───── EXTRAIT À LIRE ─────

Je cherche à photographier cette part intime de nous-mêmes qui nous échappe et avec laquelle il nous faut apprendre à vivre.

La plupart des sujets photographiés se découvrent à la prise de vue mais aussi lorsque je leur restitue leur image, ils ne se reconnaissent pas toujours.

 

 


Laurent Lafolie ©

 

 

Pour vous ces photographies parlent-elles de ce qui change d'un être à l'autre ou de ce au travers quoi nous nous ressemblons tous ?

J’ai un peu répondu à cette question précédemment ; nous avons tous quelque chose en commun pour autant nous ne nous ressemblons pas. On nous parle trop de ce qui nous sépare - je pense à la politique actuelle, par exemple aux renvois d’étrangers - peu de ce qui nous rapproche. Les séparations issues des différences sont évidentes et assez difficiles comme ça à accepter, nous sommes tous étrangers les uns les autres même au sein de nos familles, c’est une déchirure heureuse pour celui qui n’a plus peur de l’inconnu. Face à cette béance l’envie de fusionner ou de tuer l’autre peut être puissante, mais si nous arrivons à prendre conscience de notre solitude et au moins à tenter de l’assumer l’art devient d’une nécessité vitale en même temps qu’une source de curiosité et d’émerveillement sans fin.

Le sens du sacré se perd pour d’autres profits ; il est très difficile à l’époque où nous vivons d’échapper aux images séductrices ou intéressées, celles qui nous forcent ou nous attisent le regard afin de nous imposer leur message au lieu de le rendre disponible. L’être humain est divisé ; du fait de cette condition particulière issue de la coupe créée par le langage, il émane une sensation duale. Je me sers de la peau dénudée, du regard - seul actif de la photographie -, de la bouche tue et j’y trouve une figure autre ; sauvage, féminine, Autre, animal, corps, temps, absence de sens, troué... il y a plein de mots, tous indiquant que ça nous file entre les pattes et que derrière ça crie, ondule, hurle, pleure et rit ; la contrepartie joyeuse c’est que la beauté est là dans ce tragique à prendre au sérieux, juste après la césure. Sur l’autre face ces visages ouverts et attentifs sont calmes et apaisants, en nous regardant silencieusement ils présentent l’infini et donnent le meilleur d’eux-mêmes.

 

 


Laurent Lafolie ©

 

 

Prise de vue de face, neutralité de l'expression, vous êtes exactement dans le style documentaire. C'est une appartenance consciente et revendiquée ?

─────

_TRAVAIL DEMANDÉ:_
A. Relevez tous les verbes que l'entretien énumère juste après les mots « que derrière ça ».
B. Recopiez mot pour mot le passage de l'entretien situé entre « La plupart des » et « reconnaissent pas toujours. », ces deux bornes comprises.
C. Pour chacune des affirmations suivantes, indiquez par oui ou par non si elle concorde avec l'entretien, en citant les mots qui tranchent : (i) les sujets photographiés se reconnaissent toujours dans l'image qu'on leur rend ; (ii) on nous parle trop de ce qui nous sépare ; (iii) le regard est présenté comme le seul actif de la photographie.
Le listing n'est pas nécessaire ici.

───── CONTENU DES DONNÉES ─────

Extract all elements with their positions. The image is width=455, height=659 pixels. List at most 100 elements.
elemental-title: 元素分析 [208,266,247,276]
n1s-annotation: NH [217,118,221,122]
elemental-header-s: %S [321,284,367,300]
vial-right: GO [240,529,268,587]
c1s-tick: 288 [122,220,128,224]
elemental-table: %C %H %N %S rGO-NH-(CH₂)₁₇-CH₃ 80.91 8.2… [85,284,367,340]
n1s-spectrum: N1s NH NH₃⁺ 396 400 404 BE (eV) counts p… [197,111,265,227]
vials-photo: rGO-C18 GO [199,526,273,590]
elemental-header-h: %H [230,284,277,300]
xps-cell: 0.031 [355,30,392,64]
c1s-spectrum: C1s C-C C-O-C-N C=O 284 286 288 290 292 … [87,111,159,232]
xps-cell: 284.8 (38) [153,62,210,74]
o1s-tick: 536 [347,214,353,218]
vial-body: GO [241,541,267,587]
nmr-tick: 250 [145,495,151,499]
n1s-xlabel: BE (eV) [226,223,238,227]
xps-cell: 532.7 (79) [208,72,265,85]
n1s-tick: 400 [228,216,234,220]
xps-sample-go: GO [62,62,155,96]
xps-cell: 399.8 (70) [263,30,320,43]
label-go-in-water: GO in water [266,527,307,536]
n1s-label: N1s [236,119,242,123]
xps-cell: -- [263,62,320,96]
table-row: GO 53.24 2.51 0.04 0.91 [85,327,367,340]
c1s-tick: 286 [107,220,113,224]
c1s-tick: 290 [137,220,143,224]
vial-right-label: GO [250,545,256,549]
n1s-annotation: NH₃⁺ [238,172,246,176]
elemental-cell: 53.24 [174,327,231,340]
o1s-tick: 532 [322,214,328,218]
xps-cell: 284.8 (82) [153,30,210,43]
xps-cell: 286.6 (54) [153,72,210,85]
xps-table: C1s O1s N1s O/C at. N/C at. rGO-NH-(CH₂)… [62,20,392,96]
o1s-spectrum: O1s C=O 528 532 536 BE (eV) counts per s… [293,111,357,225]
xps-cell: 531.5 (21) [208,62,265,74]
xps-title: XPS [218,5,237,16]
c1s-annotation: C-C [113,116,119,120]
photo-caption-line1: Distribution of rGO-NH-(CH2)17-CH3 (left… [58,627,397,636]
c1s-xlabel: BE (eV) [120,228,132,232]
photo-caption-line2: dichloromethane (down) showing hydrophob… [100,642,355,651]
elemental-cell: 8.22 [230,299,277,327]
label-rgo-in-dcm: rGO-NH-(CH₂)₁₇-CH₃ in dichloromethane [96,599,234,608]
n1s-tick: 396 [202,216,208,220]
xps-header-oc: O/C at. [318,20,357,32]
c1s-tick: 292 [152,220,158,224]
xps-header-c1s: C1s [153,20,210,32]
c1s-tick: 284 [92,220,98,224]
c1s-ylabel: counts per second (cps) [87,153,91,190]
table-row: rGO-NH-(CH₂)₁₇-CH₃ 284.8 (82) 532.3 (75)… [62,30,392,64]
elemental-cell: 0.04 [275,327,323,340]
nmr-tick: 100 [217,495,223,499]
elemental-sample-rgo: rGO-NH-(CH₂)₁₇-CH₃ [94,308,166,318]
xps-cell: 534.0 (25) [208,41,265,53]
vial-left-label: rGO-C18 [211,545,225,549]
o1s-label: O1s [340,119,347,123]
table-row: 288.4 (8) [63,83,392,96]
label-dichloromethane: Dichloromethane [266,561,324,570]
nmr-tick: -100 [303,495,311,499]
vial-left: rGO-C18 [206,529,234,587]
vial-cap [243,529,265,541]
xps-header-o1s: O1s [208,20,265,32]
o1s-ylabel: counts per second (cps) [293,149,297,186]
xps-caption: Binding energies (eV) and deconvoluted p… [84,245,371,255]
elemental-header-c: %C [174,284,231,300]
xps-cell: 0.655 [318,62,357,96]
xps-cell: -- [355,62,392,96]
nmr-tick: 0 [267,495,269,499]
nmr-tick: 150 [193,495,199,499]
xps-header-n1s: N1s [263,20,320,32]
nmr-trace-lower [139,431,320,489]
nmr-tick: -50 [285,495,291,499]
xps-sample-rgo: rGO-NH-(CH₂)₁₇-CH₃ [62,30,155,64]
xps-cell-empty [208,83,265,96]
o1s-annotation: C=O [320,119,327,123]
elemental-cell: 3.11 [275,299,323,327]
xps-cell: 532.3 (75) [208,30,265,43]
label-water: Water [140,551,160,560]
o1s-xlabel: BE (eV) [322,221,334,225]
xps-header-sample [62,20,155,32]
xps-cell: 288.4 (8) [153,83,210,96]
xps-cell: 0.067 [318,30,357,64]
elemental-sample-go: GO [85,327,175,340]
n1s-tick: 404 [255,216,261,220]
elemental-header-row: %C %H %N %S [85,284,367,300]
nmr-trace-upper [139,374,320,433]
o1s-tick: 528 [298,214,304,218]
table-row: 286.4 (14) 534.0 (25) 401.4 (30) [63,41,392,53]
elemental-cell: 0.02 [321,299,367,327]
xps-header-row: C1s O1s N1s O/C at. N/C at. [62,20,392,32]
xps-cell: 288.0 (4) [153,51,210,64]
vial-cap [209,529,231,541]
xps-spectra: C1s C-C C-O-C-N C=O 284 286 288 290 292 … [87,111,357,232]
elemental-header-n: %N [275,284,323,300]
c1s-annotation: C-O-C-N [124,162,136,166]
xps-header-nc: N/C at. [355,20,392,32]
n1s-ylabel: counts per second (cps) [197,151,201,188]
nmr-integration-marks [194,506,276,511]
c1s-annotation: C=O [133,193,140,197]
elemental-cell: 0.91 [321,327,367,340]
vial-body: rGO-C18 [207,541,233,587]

─────

_RÉPONSES PROPOSÉES:_
A. crie, ondule, hurle, pleure, rit

B.
La plupart des sujets photographiés se découvrent à la prise de vue mais aussi lorsque je leur restitue leur image, ils ne se reconnaissent pas toujours.

C.
(i) Non : « ils ne se reconnaissent pas toujours ».
(ii) Oui : « On nous parle trop de ce qui nous sépare ».
(iii) Oui : « du regard - seul actif de la photographie - ».